### GOAL OF THE EXERCISE
Go through the entries and transcribe each one exactly, dropping the pictures.

(Stored records)
▼▼▼
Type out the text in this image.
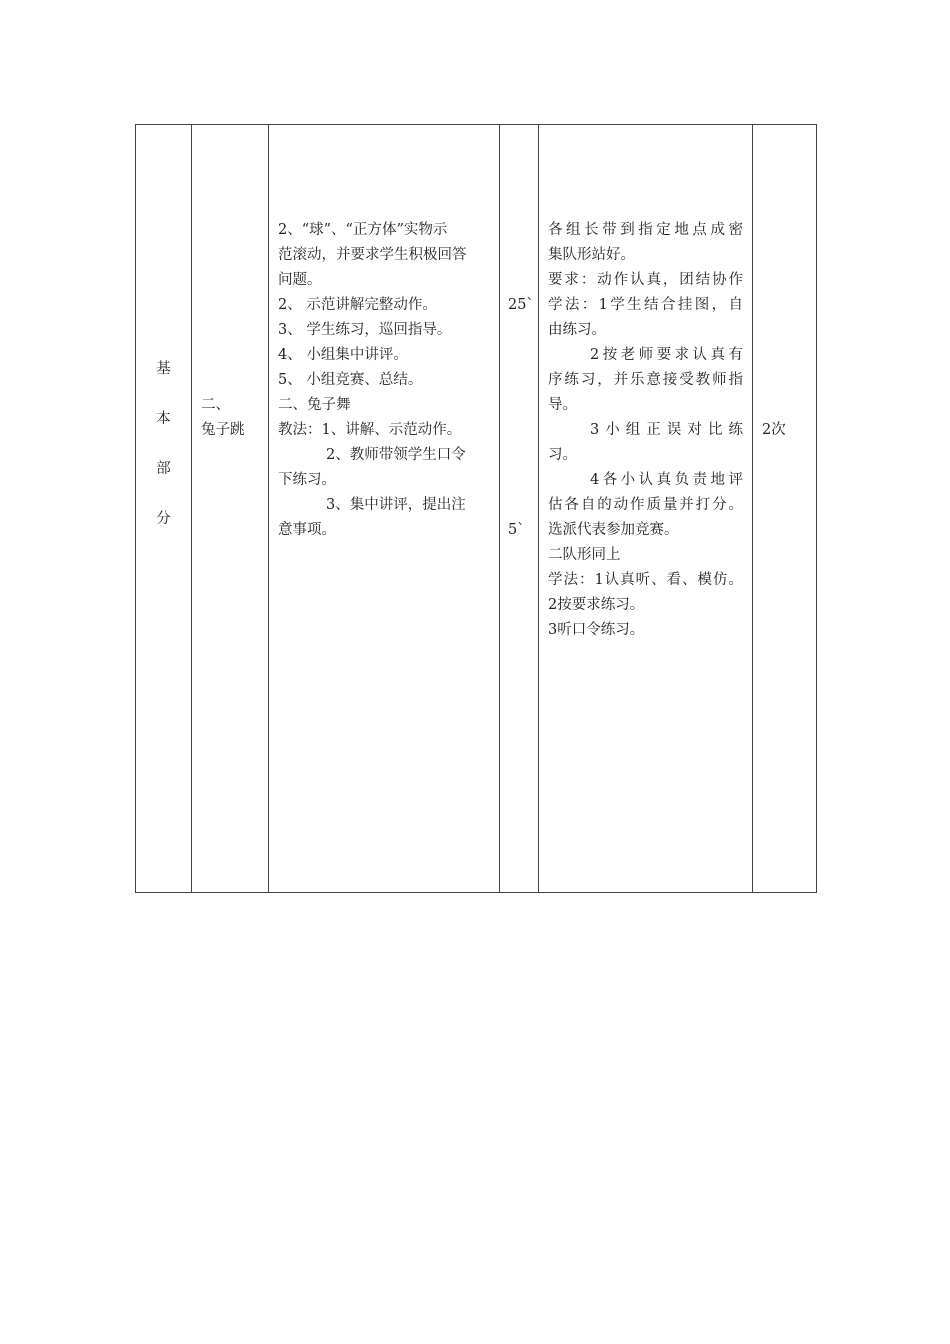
基
本
部
分

二、
兔子跳

2、“球”、“正方体”实物示
范滚动，并要求学生积极回答
问题。
2、 示范讲解完整动作。
3、 学生练习，巡回指导。
4、 小组集中讲评。
5、 小组竞赛、总结。
二、兔子舞
教法：1、讲解、示范动作。
2、教师带领学生口令
下练习。
3、集中讲评，提出注
意事项。

25`
5`

各组长带到指定地点成密
集队形站好。
要求：动作认真，团结协作
学法：1学生结合挂图，自
由练习。
2按老师要求认真有
序练习，并乐意接受教师指
导。
3小组正误对比练
习。
4各小认真负责地评
估各自的动作质量并打分。
选派代表参加竞赛。
二队形同上
学法：1认真听、看、模仿。
2按要求练习。
3听口令练习。

2次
▲▲▲
### OUTPUT FOR THIS EXERCISE
Type out the text in this image.
基
本
部
分

二、
兔子跳

2、“球”、“正方体”实物示
范滚动，并要求学生积极回答
问题。
2、 示范讲解完整动作。
3、 学生练习，巡回指导。
4、 小组集中讲评。
5、 小组竞赛、总结。
二、兔子舞
教法：1、讲解、示范动作。
2、教师带领学生口令
下练习。
3、集中讲评，提出注
意事项。

25`
5`

各组长带到指定地点成密
集队形站好。
要求：动作认真，团结协作
学法：1学生结合挂图，自
由练习。
2按老师要求认真有
序练习，并乐意接受教师指
导。
3小组正误对比练
习。
4各小认真负责地评
估各自的动作质量并打分。
选派代表参加竞赛。
二队形同上
学法：1认真听、看、模仿。
2按要求练习。
3听口令练习。

2次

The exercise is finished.